**What needs to be done**
Each record below is to be copied word for word, with pictures removed.

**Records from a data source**

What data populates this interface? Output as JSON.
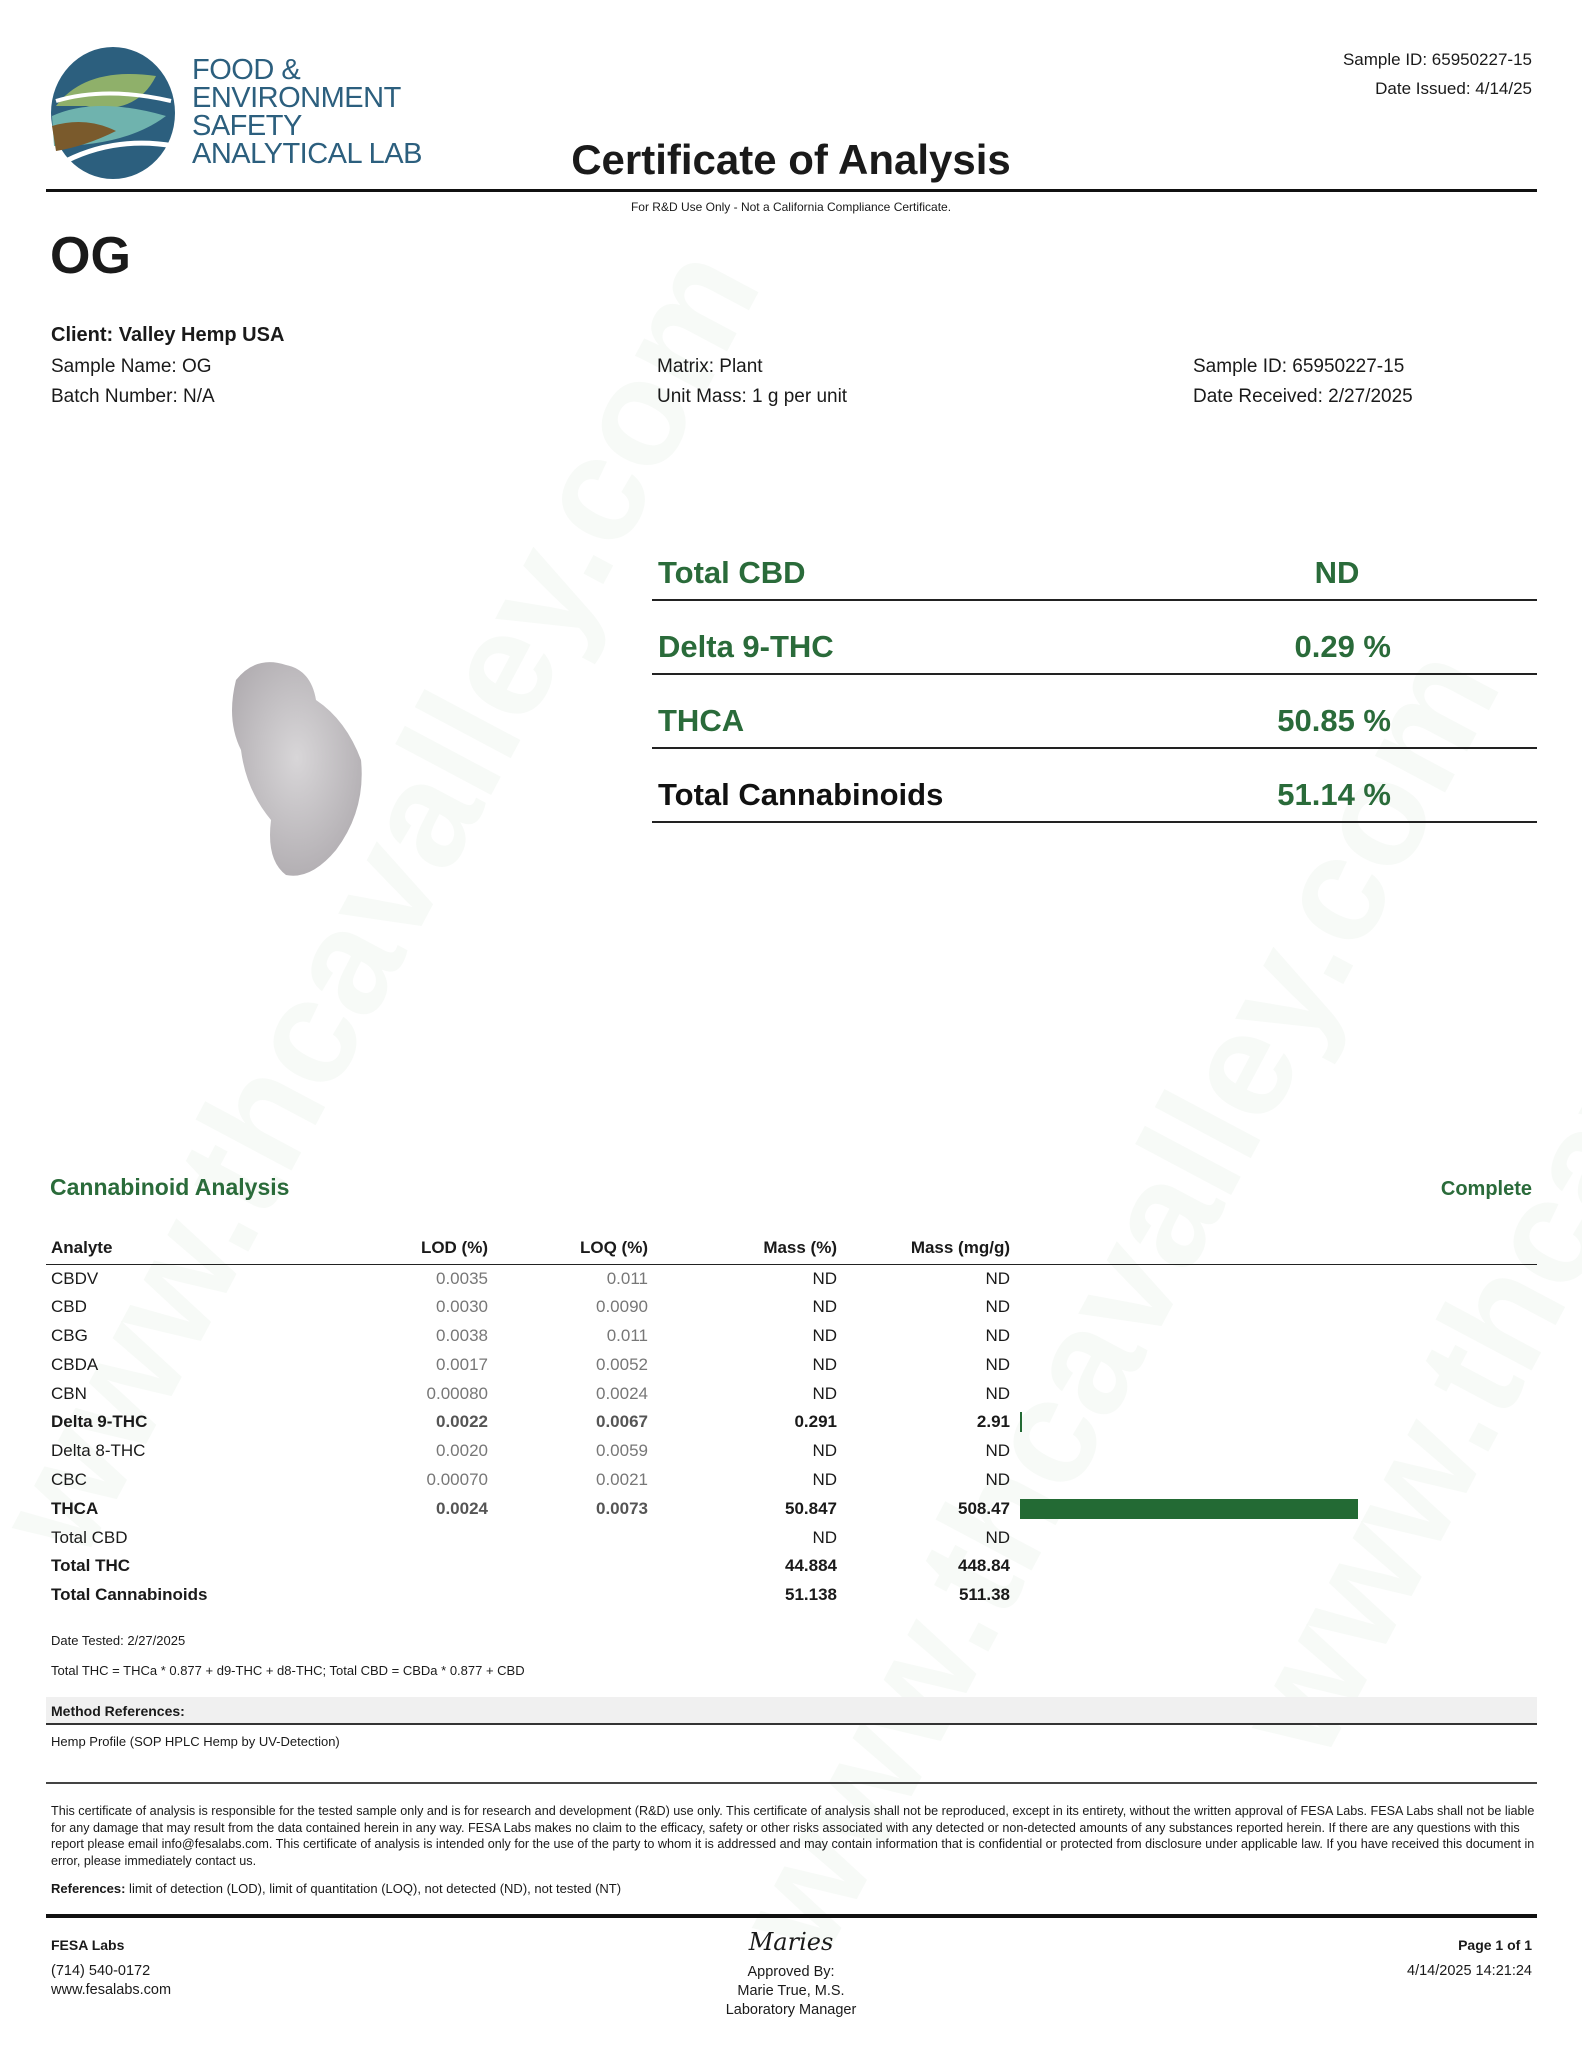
{
  "watermark": "www.thcavalley.com",
  "header": {
    "logo_lines": [
      "FOOD &",
      "ENVIRONMENT",
      "SAFETY",
      "ANALYTICAL LAB"
    ],
    "sample_id": "Sample ID: 65950227-15",
    "date_issued": "Date Issued: 4/14/25",
    "title": "Certificate of Analysis",
    "notice": "For R&D Use Only - Not a California Compliance Certificate."
  },
  "sample": {
    "name_heading": "OG",
    "client": "Client: Valley Hemp USA",
    "sample_name": "Sample Name: OG",
    "batch": "Batch Number: N/A",
    "matrix": "Matrix: Plant",
    "unit_mass": "Unit Mass: 1 g per unit",
    "sample_id": "Sample ID: 65950227-15",
    "date_received": "Date Received: 2/27/2025"
  },
  "summary": [
    {
      "label": "Total CBD",
      "value": "ND"
    },
    {
      "label": "Delta 9-THC",
      "value": "0.29 %"
    },
    {
      "label": "THCA",
      "value": "50.85 %"
    },
    {
      "label": "Total Cannabinoids",
      "value": "51.14 %"
    }
  ],
  "analysis": {
    "title": "Cannabinoid Analysis",
    "status": "Complete",
    "bar_color": "#236a34",
    "columns": [
      "Analyte",
      "LOD (%)",
      "LOQ (%)",
      "Mass (%)",
      "Mass (mg/g)"
    ],
    "rows": [
      {
        "analyte": "CBDV",
        "lod": "0.0035",
        "loq": "0.011",
        "mass_pct": "ND",
        "mass_mg": "ND",
        "bold": false,
        "mg_value": 0
      },
      {
        "analyte": "CBD",
        "lod": "0.0030",
        "loq": "0.0090",
        "mass_pct": "ND",
        "mass_mg": "ND",
        "bold": false,
        "mg_value": 0
      },
      {
        "analyte": "CBG",
        "lod": "0.0038",
        "loq": "0.011",
        "mass_pct": "ND",
        "mass_mg": "ND",
        "bold": false,
        "mg_value": 0
      },
      {
        "analyte": "CBDA",
        "lod": "0.0017",
        "loq": "0.0052",
        "mass_pct": "ND",
        "mass_mg": "ND",
        "bold": false,
        "mg_value": 0
      },
      {
        "analyte": "CBN",
        "lod": "0.00080",
        "loq": "0.0024",
        "mass_pct": "ND",
        "mass_mg": "ND",
        "bold": false,
        "mg_value": 0
      },
      {
        "analyte": "Delta 9-THC",
        "lod": "0.0022",
        "loq": "0.0067",
        "mass_pct": "0.291",
        "mass_mg": "2.91",
        "bold": true,
        "mg_value": 2.91
      },
      {
        "analyte": "Delta 8-THC",
        "lod": "0.0020",
        "loq": "0.0059",
        "mass_pct": "ND",
        "mass_mg": "ND",
        "bold": false,
        "mg_value": 0
      },
      {
        "analyte": "CBC",
        "lod": "0.00070",
        "loq": "0.0021",
        "mass_pct": "ND",
        "mass_mg": "ND",
        "bold": false,
        "mg_value": 0
      },
      {
        "analyte": "THCA",
        "lod": "0.0024",
        "loq": "0.0073",
        "mass_pct": "50.847",
        "mass_mg": "508.47",
        "bold": true,
        "mg_value": 508.47
      },
      {
        "analyte": "Total CBD",
        "lod": "",
        "loq": "",
        "mass_pct": "ND",
        "mass_mg": "ND",
        "bold": false,
        "mg_value": 0
      },
      {
        "analyte": "Total THC",
        "lod": "",
        "loq": "",
        "mass_pct": "44.884",
        "mass_mg": "448.84",
        "bold": true,
        "mg_value": 0
      },
      {
        "analyte": "Total Cannabinoids",
        "lod": "",
        "loq": "",
        "mass_pct": "51.138",
        "mass_mg": "511.38",
        "bold": true,
        "mg_value": 0
      }
    ],
    "date_tested": "Date Tested: 2/27/2025",
    "formula": "Total THC = THCa * 0.877 + d9-THC + d8-THC; Total CBD = CBDa * 0.877 + CBD"
  },
  "methods": {
    "heading": "Method References:",
    "text": "Hemp Profile (SOP HPLC Hemp by UV-Detection)"
  },
  "disclaimer": "This certificate of analysis is responsible for the tested sample only and is for research and development (R&D) use only. This certificate of analysis shall not be reproduced, except in its entirety, without the written approval of FESA Labs. FESA Labs shall not be liable for any damage that may result from the data contained herein in any way. FESA Labs makes no claim to the efficacy, safety or other risks associated with any detected or non-detected amounts of any substances reported herein. If there are any questions with this report please email info@fesalabs.com. This certificate of analysis is intended only for the use of the party to whom it is addressed and may contain information that is confidential or protected from disclosure under applicable law. If you have received this document in error, please immediately contact us.",
  "references": {
    "label": "References:",
    "text": " limit of detection (LOD), limit of quantitation (LOQ), not detected (ND), not tested (NT)"
  },
  "footer": {
    "company": "FESA Labs",
    "phone": "(714) 540-0172",
    "website": "www.fesalabs.com",
    "signature": "Maries",
    "approved_by": "Approved By:",
    "approver": "Marie True, M.S.",
    "approver_title": "Laboratory Manager",
    "page": "Page 1 of 1",
    "timestamp": "4/14/2025 14:21:24"
  }
}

**Answer below**
What data populates this interface? Output as JSON.
{
  "watermark": "www.thcavalley.com",
  "header": {
    "logo_lines": [
      "FOOD &",
      "ENVIRONMENT",
      "SAFETY",
      "ANALYTICAL LAB"
    ],
    "sample_id": "Sample ID: 65950227-15",
    "date_issued": "Date Issued: 4/14/25",
    "title": "Certificate of Analysis",
    "notice": "For R&D Use Only - Not a California Compliance Certificate."
  },
  "sample": {
    "name_heading": "OG",
    "client": "Client: Valley Hemp USA",
    "sample_name": "Sample Name: OG",
    "batch": "Batch Number: N/A",
    "matrix": "Matrix: Plant",
    "unit_mass": "Unit Mass: 1 g per unit",
    "sample_id": "Sample ID: 65950227-15",
    "date_received": "Date Received: 2/27/2025"
  },
  "summary": [
    {
      "label": "Total CBD",
      "value": "ND"
    },
    {
      "label": "Delta 9-THC",
      "value": "0.29 %"
    },
    {
      "label": "THCA",
      "value": "50.85 %"
    },
    {
      "label": "Total Cannabinoids",
      "value": "51.14 %"
    }
  ],
  "analysis": {
    "title": "Cannabinoid Analysis",
    "status": "Complete",
    "bar_color": "#236a34",
    "columns": [
      "Analyte",
      "LOD (%)",
      "LOQ (%)",
      "Mass (%)",
      "Mass (mg/g)"
    ],
    "rows": [
      {
        "analyte": "CBDV",
        "lod": "0.0035",
        "loq": "0.011",
        "mass_pct": "ND",
        "mass_mg": "ND",
        "bold": false,
        "mg_value": 0
      },
      {
        "analyte": "CBD",
        "lod": "0.0030",
        "loq": "0.0090",
        "mass_pct": "ND",
        "mass_mg": "ND",
        "bold": false,
        "mg_value": 0
      },
      {
        "analyte": "CBG",
        "lod": "0.0038",
        "loq": "0.011",
        "mass_pct": "ND",
        "mass_mg": "ND",
        "bold": false,
        "mg_value": 0
      },
      {
        "analyte": "CBDA",
        "lod": "0.0017",
        "loq": "0.0052",
        "mass_pct": "ND",
        "mass_mg": "ND",
        "bold": false,
        "mg_value": 0
      },
      {
        "analyte": "CBN",
        "lod": "0.00080",
        "loq": "0.0024",
        "mass_pct": "ND",
        "mass_mg": "ND",
        "bold": false,
        "mg_value": 0
      },
      {
        "analyte": "Delta 9-THC",
        "lod": "0.0022",
        "loq": "0.0067",
        "mass_pct": "0.291",
        "mass_mg": "2.91",
        "bold": true,
        "mg_value": 2.91
      },
      {
        "analyte": "Delta 8-THC",
        "lod": "0.0020",
        "loq": "0.0059",
        "mass_pct": "ND",
        "mass_mg": "ND",
        "bold": false,
        "mg_value": 0
      },
      {
        "analyte": "CBC",
        "lod": "0.00070",
        "loq": "0.0021",
        "mass_pct": "ND",
        "mass_mg": "ND",
        "bold": false,
        "mg_value": 0
      },
      {
        "analyte": "THCA",
        "lod": "0.0024",
        "loq": "0.0073",
        "mass_pct": "50.847",
        "mass_mg": "508.47",
        "bold": true,
        "mg_value": 508.47
      },
      {
        "analyte": "Total CBD",
        "lod": "",
        "loq": "",
        "mass_pct": "ND",
        "mass_mg": "ND",
        "bold": false,
        "mg_value": 0
      },
      {
        "analyte": "Total THC",
        "lod": "",
        "loq": "",
        "mass_pct": "44.884",
        "mass_mg": "448.84",
        "bold": true,
        "mg_value": 0
      },
      {
        "analyte": "Total Cannabinoids",
        "lod": "",
        "loq": "",
        "mass_pct": "51.138",
        "mass_mg": "511.38",
        "bold": true,
        "mg_value": 0
      }
    ],
    "date_tested": "Date Tested: 2/27/2025",
    "formula": "Total THC = THCa * 0.877 + d9-THC + d8-THC; Total CBD = CBDa * 0.877 + CBD"
  },
  "methods": {
    "heading": "Method References:",
    "text": "Hemp Profile (SOP HPLC Hemp by UV-Detection)"
  },
  "disclaimer": "This certificate of analysis is responsible for the tested sample only and is for research and development (R&D) use only. This certificate of analysis shall not be reproduced, except in its entirety, without the written approval of FESA Labs. FESA Labs shall not be liable for any damage that may result from the data contained herein in any way. FESA Labs makes no claim to the efficacy, safety or other risks associated with any detected or non-detected amounts of any substances reported herein. If there are any questions with this report please email info@fesalabs.com. This certificate of analysis is intended only for the use of the party to whom it is addressed and may contain information that is confidential or protected from disclosure under applicable law. If you have received this document in error, please immediately contact us.",
  "references": {
    "label": "References:",
    "text": " limit of detection (LOD), limit of quantitation (LOQ), not detected (ND), not tested (NT)"
  },
  "footer": {
    "company": "FESA Labs",
    "phone": "(714) 540-0172",
    "website": "www.fesalabs.com",
    "signature": "Maries",
    "approved_by": "Approved By:",
    "approver": "Marie True, M.S.",
    "approver_title": "Laboratory Manager",
    "page": "Page 1 of 1",
    "timestamp": "4/14/2025 14:21:24"
  }
}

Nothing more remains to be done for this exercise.